● YOUR INSTRUCTIONS
Word for word, print each line of the listing below; pictures stay out.

━━━ MATERIAL FOR THIS TASK ━━━

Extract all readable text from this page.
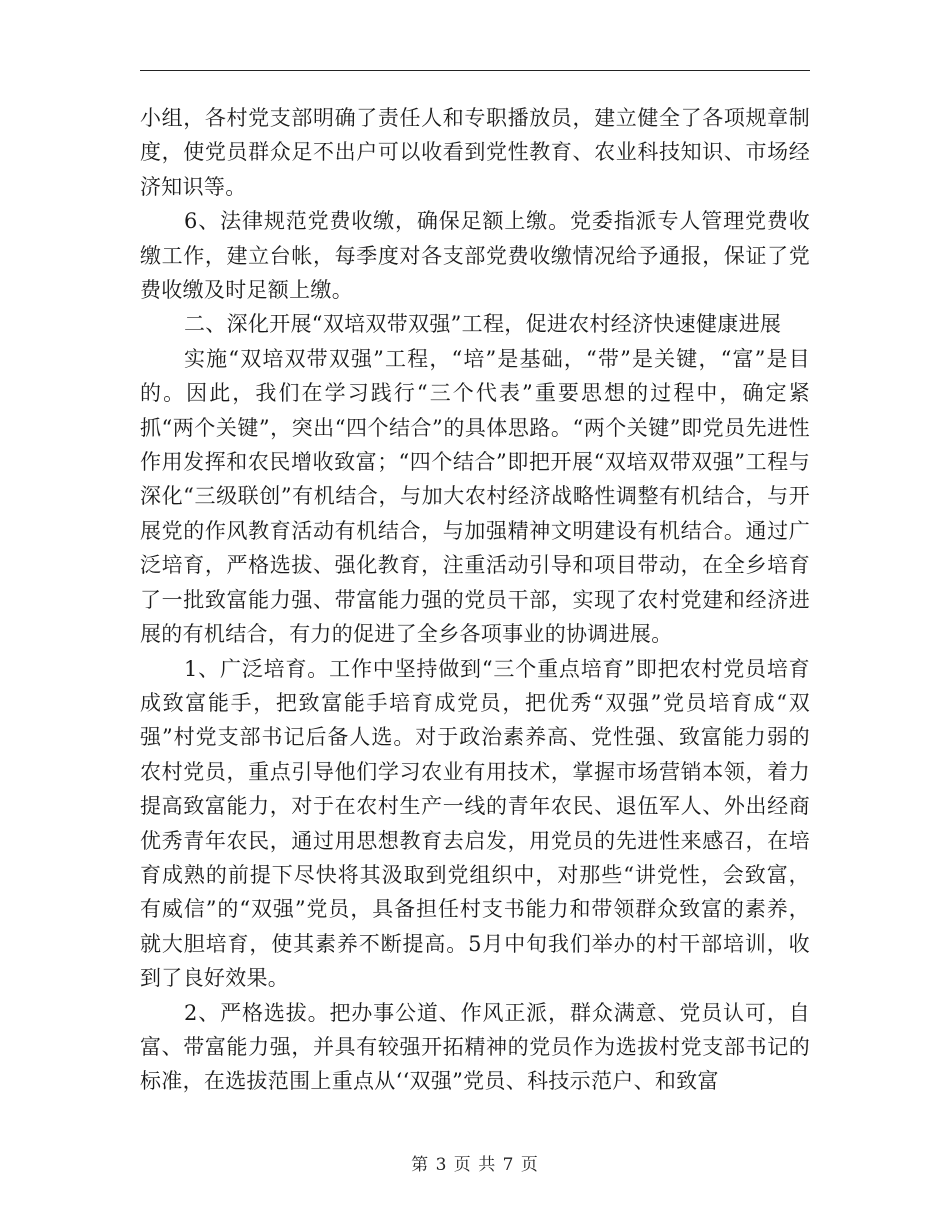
小组，各村党支部明确了责任人和专职播放员，建立健全了各项规章制度，使党员群众足不出户可以收看到党性教育、农业科技知识、市场经济知识等。

6、法律规范党费收缴，确保足额上缴。党委指派专人管理党费收缴工作，建立台帐，每季度对各支部党费收缴情况给予通报，保证了党费收缴及时足额上缴。

二、深化开展“双培双带双强”工程，促进农村经济快速健康进展

实施“双培双带双强”工程，“培”是基础，“带”是关键，“富”是目的。因此，我们在学习践行“三个代表”重要思想的过程中，确定紧抓“两个关键”，突出“四个结合”的具体思路。“两个关键”即党员先进性作用发挥和农民增收致富；“四个结合”即把开展“双培双带双强”工程与深化“三级联创”有机结合，与加大农村经济战略性调整有机结合，与开展党的作风教育活动有机结合，与加强精神文明建设有机结合。通过广泛培育，严格选拔、强化教育，注重活动引导和项目带动，在全乡培育了一批致富能力强、带富能力强的党员干部，实现了农村党建和经济进展的有机结合，有力的促进了全乡各项事业的协调进展。

1、广泛培育。工作中坚持做到“三个重点培育”即把农村党员培育成致富能手，把致富能手培育成党员，把优秀“双强”党员培育成“双强”村党支部书记后备人选。对于政治素养高、党性强、致富能力弱的农村党员，重点引导他们学习农业有用技术，掌握市场营销本领，着力提高致富能力，对于在农村生产一线的青年农民、退伍军人、外出经商优秀青年农民，通过用思想教育去启发，用党员的先进性来感召，在培育成熟的前提下尽快将其汲取到党组织中，对那些“讲党性，会致富，有威信”的“双强”党员，具备担任村支书能力和带领群众致富的素养，就大胆培育，使其素养不断提高。5月中旬我们举办的村干部培训，收到了良好效果。

2、严格选拔。把办事公道、作风正派，群众满意、党员认可，自富、带富能力强，并具有较强开拓精神的党员作为选拔村党支部书记的标准，在选拔范围上重点从‘‘双强”党员、科技示范户、和致富

第 3 页 共 7 页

━━━

● CORRECT OUTPUT
Extract all readable text from this page.
小组，各村党支部明确了责任人和专职播放员，建立健全了各项规章制度，使党员群众足不出户可以收看到党性教育、农业科技知识、市场经济知识等。

6、法律规范党费收缴，确保足额上缴。党委指派专人管理党费收缴工作，建立台帐，每季度对各支部党费收缴情况给予通报，保证了党费收缴及时足额上缴。

二、深化开展“双培双带双强”工程，促进农村经济快速健康进展

实施“双培双带双强”工程，“培”是基础，“带”是关键，“富”是目的。因此，我们在学习践行“三个代表”重要思想的过程中，确定紧抓“两个关键”，突出“四个结合”的具体思路。“两个关键”即党员先进性作用发挥和农民增收致富；“四个结合”即把开展“双培双带双强”工程与深化“三级联创”有机结合，与加大农村经济战略性调整有机结合，与开展党的作风教育活动有机结合，与加强精神文明建设有机结合。通过广泛培育，严格选拔、强化教育，注重活动引导和项目带动，在全乡培育了一批致富能力强、带富能力强的党员干部，实现了农村党建和经济进展的有机结合，有力的促进了全乡各项事业的协调进展。

1、广泛培育。工作中坚持做到“三个重点培育”即把农村党员培育成致富能手，把致富能手培育成党员，把优秀“双强”党员培育成“双强”村党支部书记后备人选。对于政治素养高、党性强、致富能力弱的农村党员，重点引导他们学习农业有用技术，掌握市场营销本领，着力提高致富能力，对于在农村生产一线的青年农民、退伍军人、外出经商优秀青年农民，通过用思想教育去启发，用党员的先进性来感召，在培育成熟的前提下尽快将其汲取到党组织中，对那些“讲党性，会致富，有威信”的“双强”党员，具备担任村支书能力和带领群众致富的素养，就大胆培育，使其素养不断提高。5月中旬我们举办的村干部培训，收到了良好效果。

2、严格选拔。把办事公道、作风正派，群众满意、党员认可，自富、带富能力强，并具有较强开拓精神的党员作为选拔村党支部书记的标准，在选拔范围上重点从‘‘双强”党员、科技示范户、和致富

第 3 页 共 7 页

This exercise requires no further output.